== WORK TO DO ==
Return, word for word, every line that follows.
---- SUPPLIED RECORDS
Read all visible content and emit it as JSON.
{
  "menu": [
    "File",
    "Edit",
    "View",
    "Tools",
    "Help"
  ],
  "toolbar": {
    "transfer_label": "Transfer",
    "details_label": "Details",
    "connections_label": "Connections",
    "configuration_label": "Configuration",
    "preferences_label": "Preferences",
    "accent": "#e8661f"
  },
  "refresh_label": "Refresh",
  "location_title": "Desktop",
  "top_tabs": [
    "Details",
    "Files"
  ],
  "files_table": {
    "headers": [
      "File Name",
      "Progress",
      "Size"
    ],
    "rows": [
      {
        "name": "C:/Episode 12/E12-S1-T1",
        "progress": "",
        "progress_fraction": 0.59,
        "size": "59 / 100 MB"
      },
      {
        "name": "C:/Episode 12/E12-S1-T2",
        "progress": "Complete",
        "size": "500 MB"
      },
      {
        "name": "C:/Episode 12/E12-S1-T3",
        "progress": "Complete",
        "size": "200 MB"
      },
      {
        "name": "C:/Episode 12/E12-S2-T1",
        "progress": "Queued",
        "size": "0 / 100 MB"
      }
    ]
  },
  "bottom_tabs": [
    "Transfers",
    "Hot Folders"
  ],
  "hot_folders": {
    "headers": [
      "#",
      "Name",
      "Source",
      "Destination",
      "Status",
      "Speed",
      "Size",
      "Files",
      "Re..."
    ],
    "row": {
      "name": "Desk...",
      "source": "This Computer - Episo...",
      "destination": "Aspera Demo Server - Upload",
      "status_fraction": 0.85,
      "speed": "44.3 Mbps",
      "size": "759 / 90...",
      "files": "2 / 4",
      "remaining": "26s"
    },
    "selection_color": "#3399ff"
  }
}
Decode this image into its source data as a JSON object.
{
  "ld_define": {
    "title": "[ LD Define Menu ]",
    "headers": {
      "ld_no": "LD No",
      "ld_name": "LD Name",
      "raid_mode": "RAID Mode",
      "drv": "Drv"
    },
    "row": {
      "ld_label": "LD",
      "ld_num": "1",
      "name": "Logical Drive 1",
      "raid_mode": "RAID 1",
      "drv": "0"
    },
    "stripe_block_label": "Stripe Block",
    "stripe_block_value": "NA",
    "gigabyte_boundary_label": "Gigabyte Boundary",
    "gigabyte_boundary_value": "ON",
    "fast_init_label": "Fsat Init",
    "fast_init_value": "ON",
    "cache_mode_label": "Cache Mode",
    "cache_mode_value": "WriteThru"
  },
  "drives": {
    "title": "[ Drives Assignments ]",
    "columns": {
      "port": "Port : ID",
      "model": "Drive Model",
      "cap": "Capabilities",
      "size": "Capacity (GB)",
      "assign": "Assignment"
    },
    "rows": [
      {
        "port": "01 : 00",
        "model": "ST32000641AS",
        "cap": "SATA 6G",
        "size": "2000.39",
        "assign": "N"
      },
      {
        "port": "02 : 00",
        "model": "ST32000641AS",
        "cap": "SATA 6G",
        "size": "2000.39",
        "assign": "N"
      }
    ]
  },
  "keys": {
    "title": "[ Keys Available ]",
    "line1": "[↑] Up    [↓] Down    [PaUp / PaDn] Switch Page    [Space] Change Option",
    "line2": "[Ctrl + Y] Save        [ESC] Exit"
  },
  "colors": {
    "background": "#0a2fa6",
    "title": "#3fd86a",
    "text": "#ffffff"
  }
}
--------
== REPLY TO THE EXERCISE ==
Read all visible content and emit it as JSON.
{
  "menu": [
    "File",
    "Edit",
    "View",
    "Tools",
    "Help"
  ],
  "toolbar": {
    "transfer_label": "Transfer",
    "details_label": "Details",
    "connections_label": "Connections",
    "configuration_label": "Configuration",
    "preferences_label": "Preferences",
    "accent": "#e8661f"
  },
  "refresh_label": "Refresh",
  "location_title": "Desktop",
  "top_tabs": [
    "Details",
    "Files"
  ],
  "files_table": {
    "headers": [
      "File Name",
      "Progress",
      "Size"
    ],
    "rows": [
      {
        "name": "C:/Episode 12/E12-S1-T1",
        "progress": "",
        "progress_fraction": 0.59,
        "size": "59 / 100 MB"
      },
      {
        "name": "C:/Episode 12/E12-S1-T2",
        "progress": "Complete",
        "size": "500 MB"
      },
      {
        "name": "C:/Episode 12/E12-S1-T3",
        "progress": "Complete",
        "size": "200 MB"
      },
      {
        "name": "C:/Episode 12/E12-S2-T1",
        "progress": "Queued",
        "size": "0 / 100 MB"
      }
    ]
  },
  "bottom_tabs": [
    "Transfers",
    "Hot Folders"
  ],
  "hot_folders": {
    "headers": [
      "#",
      "Name",
      "Source",
      "Destination",
      "Status",
      "Speed",
      "Size",
      "Files",
      "Re..."
    ],
    "row": {
      "name": "Desk...",
      "source": "This Computer - Episo...",
      "destination": "Aspera Demo Server - Upload",
      "status_fraction": 0.85,
      "speed": "44.3 Mbps",
      "size": "759 / 90...",
      "files": "2 / 4",
      "remaining": "26s"
    },
    "selection_color": "#3399ff"
  }
}
Decode this image into its source data as a JSON object.
{
  "ld_define": {
    "title": "[ LD Define Menu ]",
    "headers": {
      "ld_no": "LD No",
      "ld_name": "LD Name",
      "raid_mode": "RAID Mode",
      "drv": "Drv"
    },
    "row": {
      "ld_label": "LD",
      "ld_num": "1",
      "name": "Logical Drive 1",
      "raid_mode": "RAID 1",
      "drv": "0"
    },
    "stripe_block_label": "Stripe Block",
    "stripe_block_value": "NA",
    "gigabyte_boundary_label": "Gigabyte Boundary",
    "gigabyte_boundary_value": "ON",
    "fast_init_label": "Fsat Init",
    "fast_init_value": "ON",
    "cache_mode_label": "Cache Mode",
    "cache_mode_value": "WriteThru"
  },
  "drives": {
    "title": "[ Drives Assignments ]",
    "columns": {
      "port": "Port : ID",
      "model": "Drive Model",
      "cap": "Capabilities",
      "size": "Capacity (GB)",
      "assign": "Assignment"
    },
    "rows": [
      {
        "port": "01 : 00",
        "model": "ST32000641AS",
        "cap": "SATA 6G",
        "size": "2000.39",
        "assign": "N"
      },
      {
        "port": "02 : 00",
        "model": "ST32000641AS",
        "cap": "SATA 6G",
        "size": "2000.39",
        "assign": "N"
      }
    ]
  },
  "keys": {
    "title": "[ Keys Available ]",
    "line1": "[↑] Up    [↓] Down    [PaUp / PaDn] Switch Page    [Space] Change Option",
    "line2": "[Ctrl + Y] Save        [ESC] Exit"
  },
  "colors": {
    "background": "#0a2fa6",
    "title": "#3fd86a",
    "text": "#ffffff"
  }
}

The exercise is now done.